Report, as a bare number, how many lines contain the string "staan".

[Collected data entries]
------------------------------------
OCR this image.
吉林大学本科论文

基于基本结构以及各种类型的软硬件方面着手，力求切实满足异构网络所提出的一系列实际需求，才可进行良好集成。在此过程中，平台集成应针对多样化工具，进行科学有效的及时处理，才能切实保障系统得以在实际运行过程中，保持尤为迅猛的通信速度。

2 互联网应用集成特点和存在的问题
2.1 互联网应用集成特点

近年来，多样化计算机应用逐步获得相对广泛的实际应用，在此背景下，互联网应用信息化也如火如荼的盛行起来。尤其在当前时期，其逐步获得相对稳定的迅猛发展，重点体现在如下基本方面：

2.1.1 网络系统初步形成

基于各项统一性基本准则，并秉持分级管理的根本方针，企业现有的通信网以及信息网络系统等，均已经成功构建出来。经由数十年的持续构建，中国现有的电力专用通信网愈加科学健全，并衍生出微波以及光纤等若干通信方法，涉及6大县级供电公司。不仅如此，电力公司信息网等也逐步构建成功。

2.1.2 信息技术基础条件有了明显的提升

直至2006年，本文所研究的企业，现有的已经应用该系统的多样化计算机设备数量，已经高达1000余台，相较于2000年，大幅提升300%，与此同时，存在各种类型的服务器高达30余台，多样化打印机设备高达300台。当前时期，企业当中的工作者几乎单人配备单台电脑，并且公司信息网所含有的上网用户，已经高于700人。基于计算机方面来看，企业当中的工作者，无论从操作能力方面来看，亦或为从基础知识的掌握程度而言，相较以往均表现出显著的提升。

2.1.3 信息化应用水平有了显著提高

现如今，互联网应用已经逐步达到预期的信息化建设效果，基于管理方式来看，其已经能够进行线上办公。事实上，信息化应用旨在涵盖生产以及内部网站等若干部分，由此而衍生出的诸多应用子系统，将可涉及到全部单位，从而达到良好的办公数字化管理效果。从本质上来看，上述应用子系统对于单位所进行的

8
------------------------------------
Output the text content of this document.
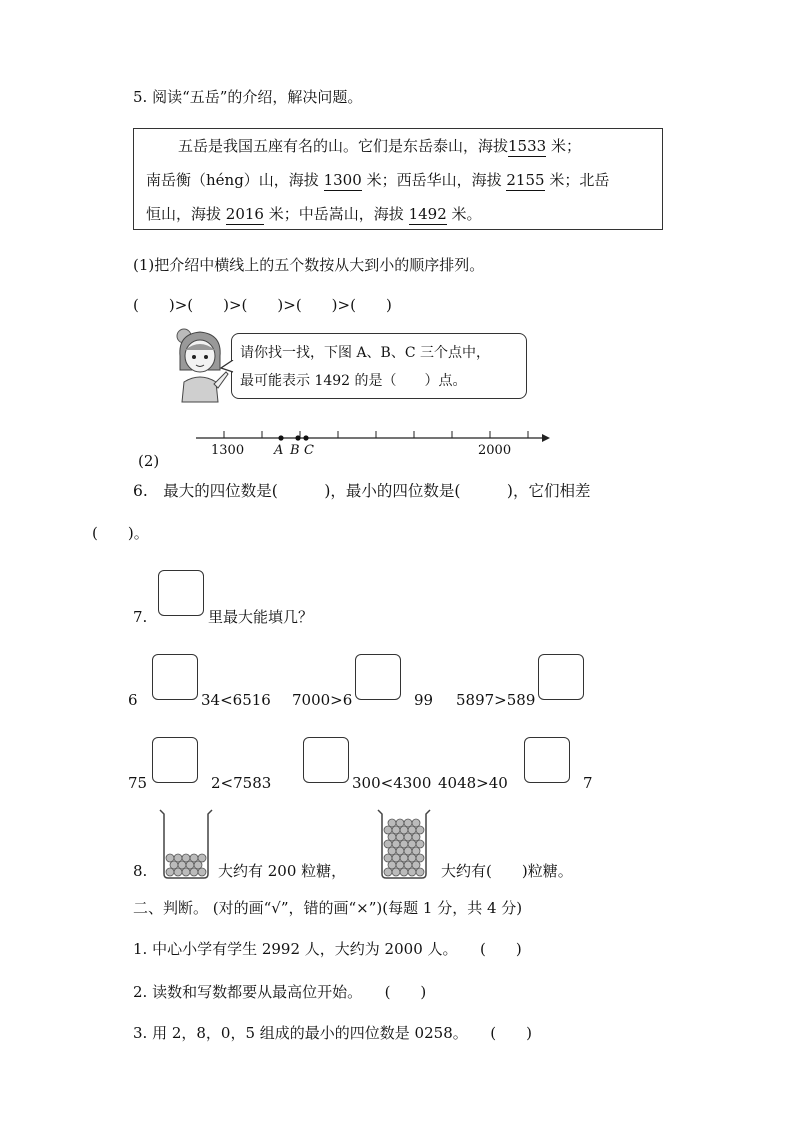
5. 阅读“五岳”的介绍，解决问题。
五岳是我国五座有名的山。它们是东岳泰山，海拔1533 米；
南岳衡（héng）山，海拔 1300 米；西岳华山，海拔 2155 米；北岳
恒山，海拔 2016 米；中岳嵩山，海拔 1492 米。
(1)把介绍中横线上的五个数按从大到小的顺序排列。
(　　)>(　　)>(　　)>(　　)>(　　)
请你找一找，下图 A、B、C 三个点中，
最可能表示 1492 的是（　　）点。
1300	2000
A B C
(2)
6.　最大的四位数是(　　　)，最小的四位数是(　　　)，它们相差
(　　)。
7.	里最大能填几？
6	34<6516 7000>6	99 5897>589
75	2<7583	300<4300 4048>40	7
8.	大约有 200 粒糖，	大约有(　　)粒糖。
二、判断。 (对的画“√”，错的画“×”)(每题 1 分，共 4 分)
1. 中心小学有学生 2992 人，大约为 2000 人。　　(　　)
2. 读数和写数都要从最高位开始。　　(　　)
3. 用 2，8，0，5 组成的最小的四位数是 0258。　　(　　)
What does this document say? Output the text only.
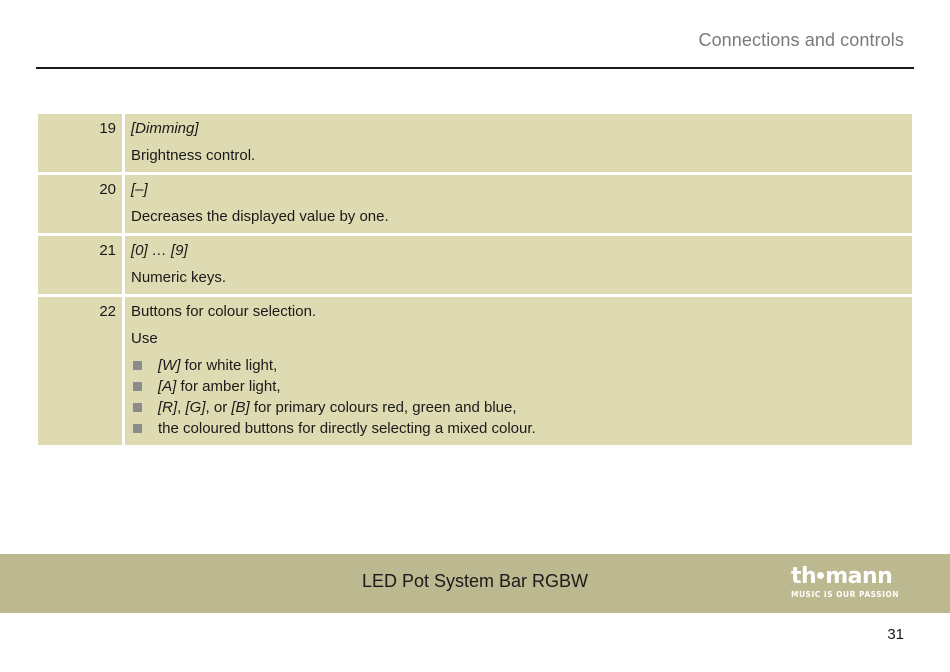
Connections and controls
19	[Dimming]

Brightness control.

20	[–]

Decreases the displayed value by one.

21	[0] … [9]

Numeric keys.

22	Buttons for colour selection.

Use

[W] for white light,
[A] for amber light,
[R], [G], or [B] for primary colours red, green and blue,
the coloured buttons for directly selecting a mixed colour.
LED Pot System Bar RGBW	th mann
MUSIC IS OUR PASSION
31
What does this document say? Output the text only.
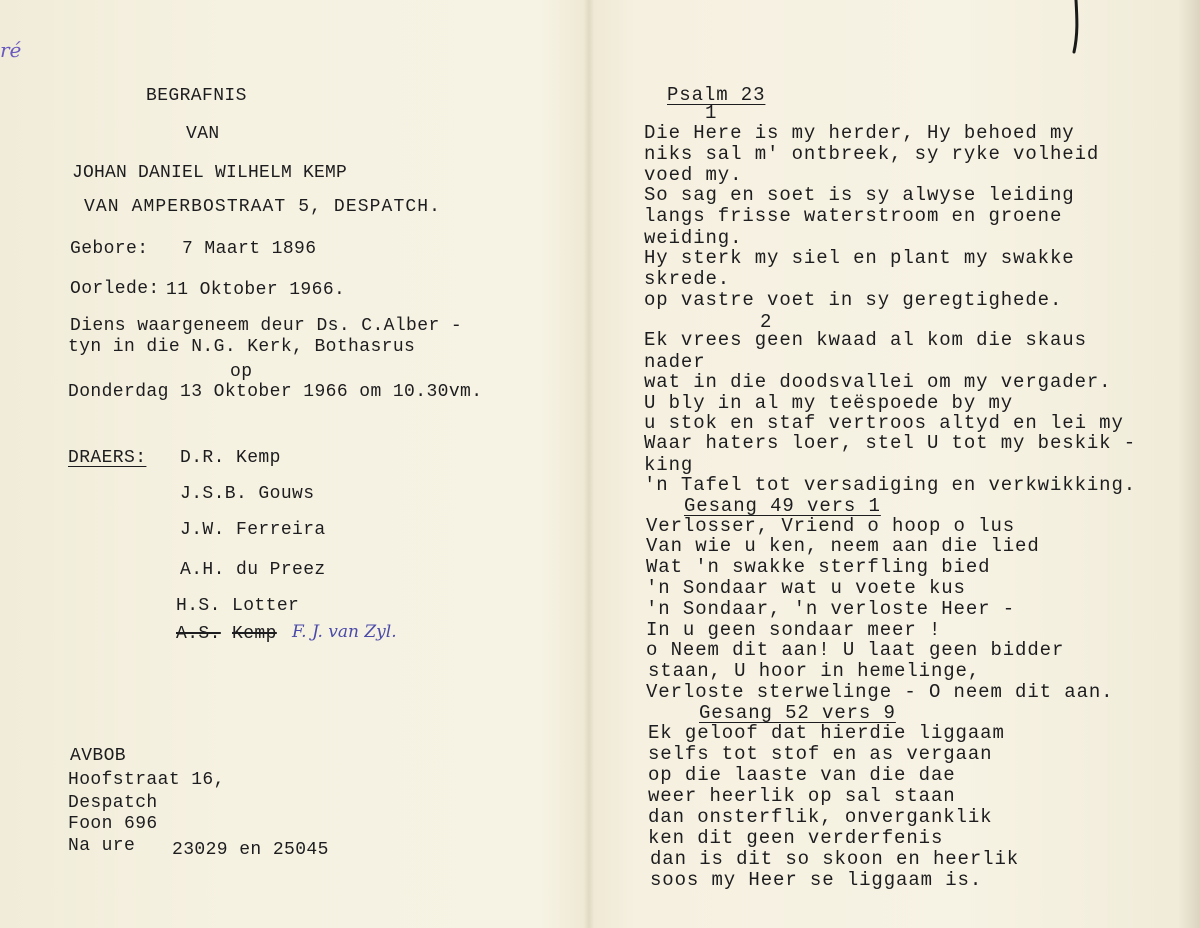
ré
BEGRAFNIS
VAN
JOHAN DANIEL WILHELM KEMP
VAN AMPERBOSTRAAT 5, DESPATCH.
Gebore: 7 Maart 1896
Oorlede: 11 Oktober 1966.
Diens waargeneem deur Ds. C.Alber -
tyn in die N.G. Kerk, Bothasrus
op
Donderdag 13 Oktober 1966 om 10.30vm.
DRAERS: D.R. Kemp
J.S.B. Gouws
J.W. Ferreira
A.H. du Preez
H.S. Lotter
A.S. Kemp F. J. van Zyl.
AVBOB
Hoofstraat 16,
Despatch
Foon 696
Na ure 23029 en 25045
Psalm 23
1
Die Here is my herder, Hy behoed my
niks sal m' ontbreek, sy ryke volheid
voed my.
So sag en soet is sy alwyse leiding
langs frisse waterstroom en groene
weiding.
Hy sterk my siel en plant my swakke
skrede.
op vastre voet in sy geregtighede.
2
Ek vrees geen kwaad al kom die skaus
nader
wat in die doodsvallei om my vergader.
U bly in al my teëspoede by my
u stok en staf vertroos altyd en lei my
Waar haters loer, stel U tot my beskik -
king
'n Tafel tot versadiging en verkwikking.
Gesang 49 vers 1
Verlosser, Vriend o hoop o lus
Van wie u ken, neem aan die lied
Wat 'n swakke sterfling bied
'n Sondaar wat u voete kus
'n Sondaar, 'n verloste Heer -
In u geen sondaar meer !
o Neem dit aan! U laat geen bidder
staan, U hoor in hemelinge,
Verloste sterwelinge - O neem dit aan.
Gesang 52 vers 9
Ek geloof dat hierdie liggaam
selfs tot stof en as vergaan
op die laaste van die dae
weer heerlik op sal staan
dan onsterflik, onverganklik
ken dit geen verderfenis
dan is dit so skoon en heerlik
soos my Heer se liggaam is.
------------------------------------
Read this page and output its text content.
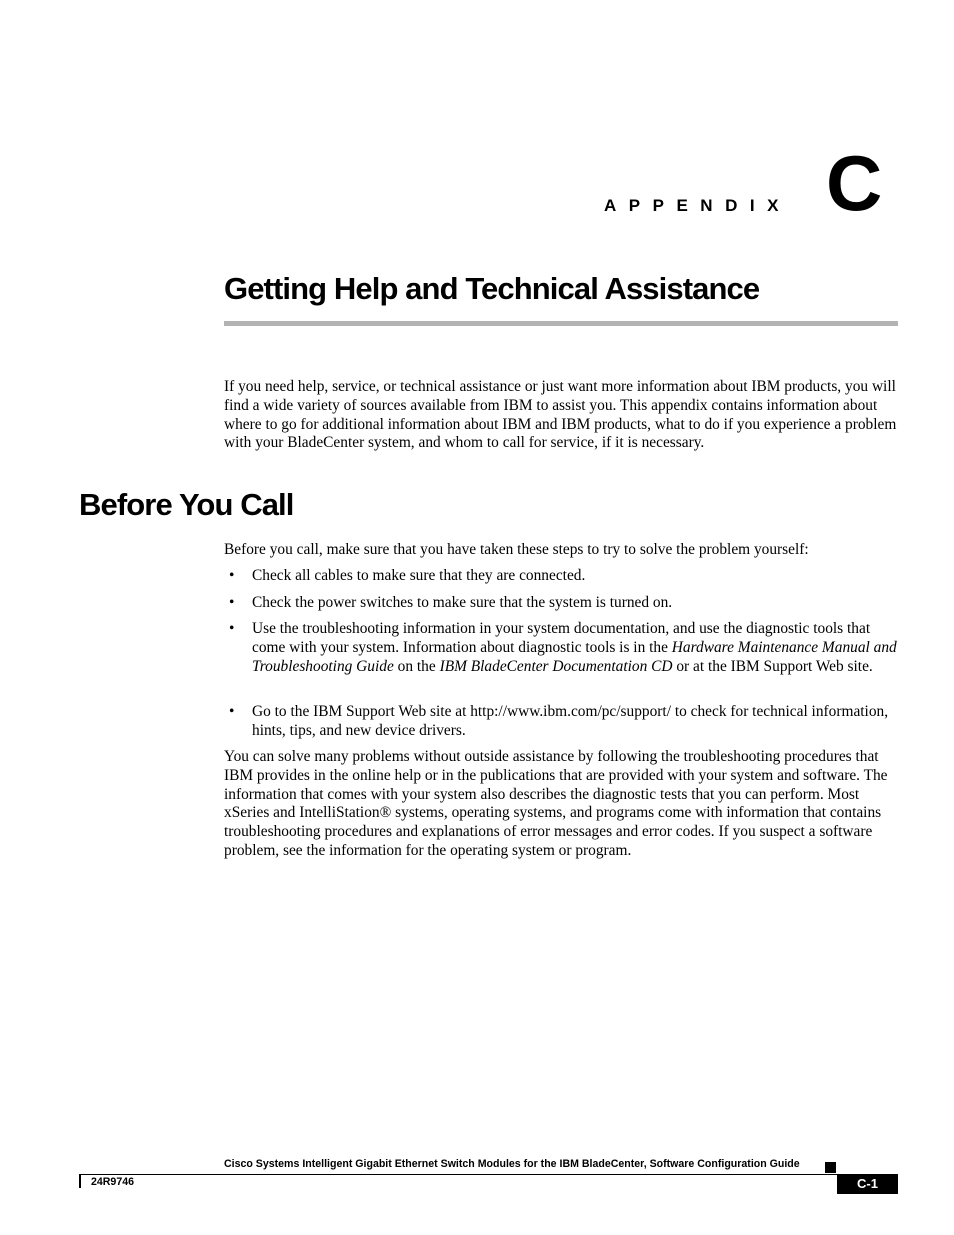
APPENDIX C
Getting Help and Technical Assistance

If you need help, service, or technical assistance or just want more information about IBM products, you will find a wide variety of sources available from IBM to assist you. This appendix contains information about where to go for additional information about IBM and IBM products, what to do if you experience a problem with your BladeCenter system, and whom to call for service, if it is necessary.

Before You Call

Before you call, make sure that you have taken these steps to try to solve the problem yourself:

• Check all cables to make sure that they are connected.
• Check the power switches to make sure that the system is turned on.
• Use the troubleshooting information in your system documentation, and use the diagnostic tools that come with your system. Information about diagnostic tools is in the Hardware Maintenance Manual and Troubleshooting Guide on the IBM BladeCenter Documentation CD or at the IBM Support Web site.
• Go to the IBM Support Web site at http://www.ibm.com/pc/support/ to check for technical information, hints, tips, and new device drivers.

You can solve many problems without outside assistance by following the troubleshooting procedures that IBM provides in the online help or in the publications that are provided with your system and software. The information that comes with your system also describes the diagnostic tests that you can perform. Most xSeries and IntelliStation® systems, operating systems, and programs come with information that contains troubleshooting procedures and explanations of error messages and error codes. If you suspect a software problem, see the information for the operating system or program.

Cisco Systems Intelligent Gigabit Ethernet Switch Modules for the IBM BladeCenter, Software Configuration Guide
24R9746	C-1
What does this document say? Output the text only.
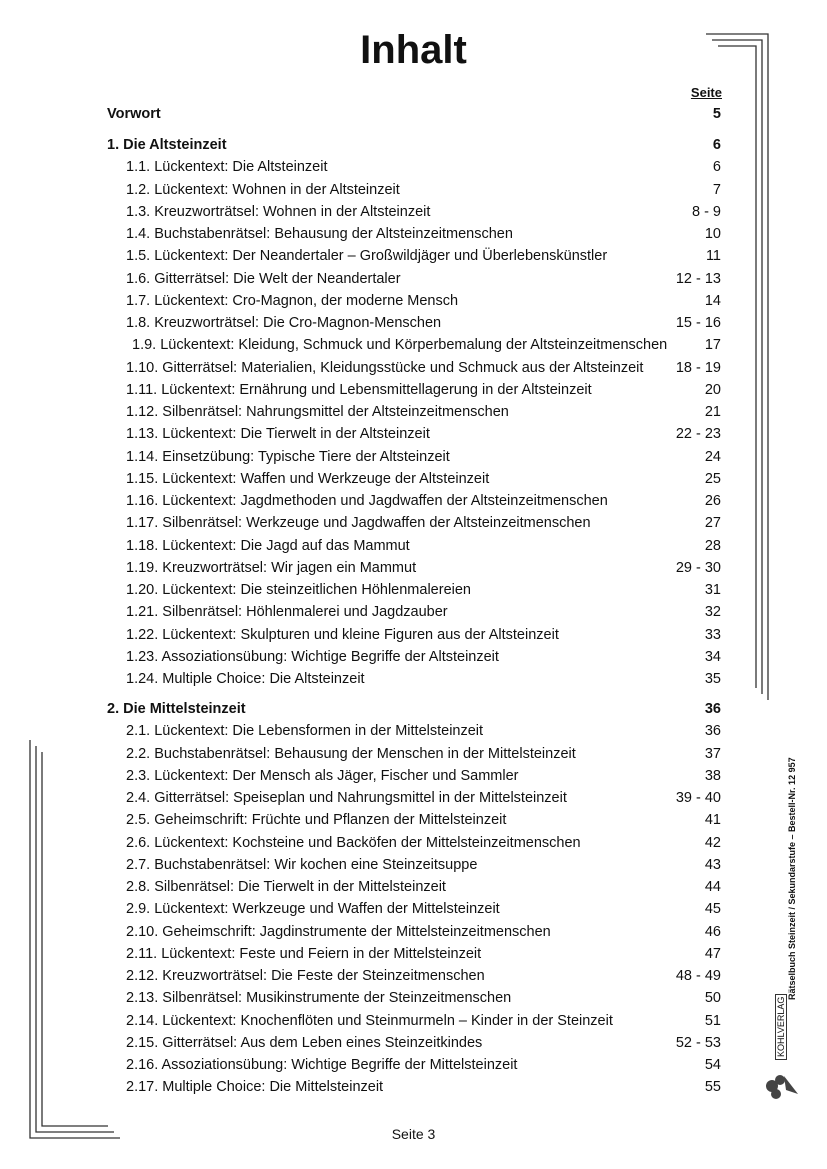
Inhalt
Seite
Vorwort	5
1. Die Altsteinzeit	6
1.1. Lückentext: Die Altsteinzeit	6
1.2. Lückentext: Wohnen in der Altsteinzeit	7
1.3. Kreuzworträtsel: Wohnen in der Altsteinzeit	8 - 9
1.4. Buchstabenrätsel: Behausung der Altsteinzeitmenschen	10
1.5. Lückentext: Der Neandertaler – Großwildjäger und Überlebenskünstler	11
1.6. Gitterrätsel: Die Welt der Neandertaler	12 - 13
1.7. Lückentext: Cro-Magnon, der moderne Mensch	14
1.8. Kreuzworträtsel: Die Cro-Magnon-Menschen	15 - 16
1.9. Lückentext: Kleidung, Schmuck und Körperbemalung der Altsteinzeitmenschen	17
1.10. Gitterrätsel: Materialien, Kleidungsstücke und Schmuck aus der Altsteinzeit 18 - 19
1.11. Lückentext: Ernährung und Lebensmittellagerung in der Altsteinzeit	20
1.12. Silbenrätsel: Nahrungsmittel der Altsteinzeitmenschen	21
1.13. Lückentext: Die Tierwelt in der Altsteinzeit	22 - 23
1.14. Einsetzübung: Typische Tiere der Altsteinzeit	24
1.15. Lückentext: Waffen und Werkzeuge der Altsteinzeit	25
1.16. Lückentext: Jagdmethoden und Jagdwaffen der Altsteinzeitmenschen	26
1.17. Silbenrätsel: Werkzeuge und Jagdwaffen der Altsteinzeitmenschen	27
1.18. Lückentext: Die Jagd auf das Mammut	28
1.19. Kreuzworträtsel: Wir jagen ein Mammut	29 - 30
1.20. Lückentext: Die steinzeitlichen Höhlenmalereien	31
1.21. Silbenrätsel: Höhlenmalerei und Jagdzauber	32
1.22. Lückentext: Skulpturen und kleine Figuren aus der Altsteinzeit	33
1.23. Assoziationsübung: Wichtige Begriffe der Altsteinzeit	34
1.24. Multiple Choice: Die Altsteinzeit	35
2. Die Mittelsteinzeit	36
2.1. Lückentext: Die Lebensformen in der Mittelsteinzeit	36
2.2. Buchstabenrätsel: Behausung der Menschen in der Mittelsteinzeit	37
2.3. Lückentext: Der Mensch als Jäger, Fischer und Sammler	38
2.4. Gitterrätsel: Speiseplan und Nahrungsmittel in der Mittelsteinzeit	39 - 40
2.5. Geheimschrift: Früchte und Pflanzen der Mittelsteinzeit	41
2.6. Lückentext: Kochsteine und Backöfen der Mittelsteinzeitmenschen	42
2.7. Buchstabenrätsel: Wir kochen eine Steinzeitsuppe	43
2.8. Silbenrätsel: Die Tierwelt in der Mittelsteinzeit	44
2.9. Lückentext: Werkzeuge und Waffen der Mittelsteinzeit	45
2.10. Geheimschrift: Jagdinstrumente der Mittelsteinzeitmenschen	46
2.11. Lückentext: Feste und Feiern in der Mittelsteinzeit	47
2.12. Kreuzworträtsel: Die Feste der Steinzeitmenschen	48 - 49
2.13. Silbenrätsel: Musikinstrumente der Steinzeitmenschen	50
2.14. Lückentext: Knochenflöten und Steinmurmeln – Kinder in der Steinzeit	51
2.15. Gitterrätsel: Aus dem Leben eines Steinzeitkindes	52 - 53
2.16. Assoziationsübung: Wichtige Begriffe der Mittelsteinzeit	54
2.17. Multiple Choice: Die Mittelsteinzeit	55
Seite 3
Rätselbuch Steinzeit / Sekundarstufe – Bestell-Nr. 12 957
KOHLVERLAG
------------------------------------
Written reply:
2